== Exercise ==
Restate every line of the material, word for word.

⟨

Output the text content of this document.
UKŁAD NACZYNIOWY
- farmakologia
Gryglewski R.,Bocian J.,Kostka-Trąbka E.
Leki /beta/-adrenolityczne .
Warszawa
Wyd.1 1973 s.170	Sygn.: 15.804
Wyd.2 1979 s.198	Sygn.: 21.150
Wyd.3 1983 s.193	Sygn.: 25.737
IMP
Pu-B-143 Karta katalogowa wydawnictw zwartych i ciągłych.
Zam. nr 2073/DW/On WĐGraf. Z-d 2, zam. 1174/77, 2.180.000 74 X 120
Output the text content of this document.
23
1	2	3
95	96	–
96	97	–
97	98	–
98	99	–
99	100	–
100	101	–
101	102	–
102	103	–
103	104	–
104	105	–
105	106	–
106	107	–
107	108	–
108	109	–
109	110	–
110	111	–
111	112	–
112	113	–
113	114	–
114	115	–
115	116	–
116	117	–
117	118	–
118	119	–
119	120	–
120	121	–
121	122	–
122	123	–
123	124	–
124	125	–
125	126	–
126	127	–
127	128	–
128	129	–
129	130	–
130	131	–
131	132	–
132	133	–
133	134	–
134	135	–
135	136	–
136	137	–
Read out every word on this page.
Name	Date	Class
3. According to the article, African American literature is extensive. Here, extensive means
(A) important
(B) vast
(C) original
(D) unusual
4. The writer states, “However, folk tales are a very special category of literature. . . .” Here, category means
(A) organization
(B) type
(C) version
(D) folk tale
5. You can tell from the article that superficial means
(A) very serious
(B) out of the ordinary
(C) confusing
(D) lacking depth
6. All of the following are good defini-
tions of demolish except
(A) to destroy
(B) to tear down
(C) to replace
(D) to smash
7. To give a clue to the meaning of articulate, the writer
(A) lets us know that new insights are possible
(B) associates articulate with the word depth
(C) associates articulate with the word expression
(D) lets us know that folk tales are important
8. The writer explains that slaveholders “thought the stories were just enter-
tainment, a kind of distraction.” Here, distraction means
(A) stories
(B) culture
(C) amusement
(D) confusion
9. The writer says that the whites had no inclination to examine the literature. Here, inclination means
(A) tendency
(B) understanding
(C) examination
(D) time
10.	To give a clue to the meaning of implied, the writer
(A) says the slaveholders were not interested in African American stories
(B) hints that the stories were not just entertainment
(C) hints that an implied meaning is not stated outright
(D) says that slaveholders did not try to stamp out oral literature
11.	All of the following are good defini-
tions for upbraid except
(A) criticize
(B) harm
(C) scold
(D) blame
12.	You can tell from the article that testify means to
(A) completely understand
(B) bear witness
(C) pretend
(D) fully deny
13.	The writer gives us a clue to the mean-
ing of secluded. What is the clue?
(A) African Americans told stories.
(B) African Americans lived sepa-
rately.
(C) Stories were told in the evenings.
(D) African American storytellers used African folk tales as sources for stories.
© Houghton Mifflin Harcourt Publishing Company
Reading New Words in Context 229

⟩

== Answer to this problem ==
Output the text content of this document.
UKŁAD NACZYNIOWY
- farmakologia
Gryglewski R.,Bocian J.,Kostka-Trąbka E.
Leki /beta/-adrenolityczne .
Warszawa
Wyd.1 1973 s.170	Sygn.: 15.804
Wyd.2 1979 s.198	Sygn.: 21.150
Wyd.3 1983 s.193	Sygn.: 25.737
IMP
Pu-B-143 Karta katalogowa wydawnictw zwartych i ciągłych.
Zam. nr 2073/DW/On WĐGraf. Z-d 2, zam. 1174/77, 2.180.000 74 X 120
Output the text content of this document.
23
1	2	3
95	96	–
96	97	–
97	98	–
98	99	–
99	100	–
100	101	–
101	102	–
102	103	–
103	104	–
104	105	–
105	106	–
106	107	–
107	108	–
108	109	–
109	110	–
110	111	–
111	112	–
112	113	–
113	114	–
114	115	–
115	116	–
116	117	–
117	118	–
118	119	–
119	120	–
120	121	–
121	122	–
122	123	–
123	124	–
124	125	–
125	126	–
126	127	–
127	128	–
128	129	–
129	130	–
130	131	–
131	132	–
132	133	–
133	134	–
134	135	–
135	136	–
136	137	–
Read out every word on this page.
Name	Date	Class
3. According to the article, African American literature is extensive. Here, extensive means
(A) important
(B) vast
(C) original
(D) unusual
4. The writer states, “However, folk tales are a very special category of literature. . . .” Here, category means
(A) organization
(B) type
(C) version
(D) folk tale
5. You can tell from the article that superficial means
(A) very serious
(B) out of the ordinary
(C) confusing
(D) lacking depth
6. All of the following are good defini-
tions of demolish except
(A) to destroy
(B) to tear down
(C) to replace
(D) to smash
7. To give a clue to the meaning of articulate, the writer
(A) lets us know that new insights are possible
(B) associates articulate with the word depth
(C) associates articulate with the word expression
(D) lets us know that folk tales are important
8. The writer explains that slaveholders “thought the stories were just enter-
tainment, a kind of distraction.” Here, distraction means
(A) stories
(B) culture
(C) amusement
(D) confusion
9. The writer says that the whites had no inclination to examine the literature. Here, inclination means
(A) tendency
(B) understanding
(C) examination
(D) time
10.	To give a clue to the meaning of implied, the writer
(A) says the slaveholders were not interested in African American stories
(B) hints that the stories were not just entertainment
(C) hints that an implied meaning is not stated outright
(D) says that slaveholders did not try to stamp out oral literature
11.	All of the following are good defini-
tions for upbraid except
(A) criticize
(B) harm
(C) scold
(D) blame
12.	You can tell from the article that testify means to
(A) completely understand
(B) bear witness
(C) pretend
(D) fully deny
13.	The writer gives us a clue to the mean-
ing of secluded. What is the clue?
(A) African Americans told stories.
(B) African Americans lived sepa-
rately.
(C) Stories were told in the evenings.
(D) African American storytellers used African folk tales as sources for stories.
© Houghton Mifflin Harcourt Publishing Company
Reading New Words in Context 229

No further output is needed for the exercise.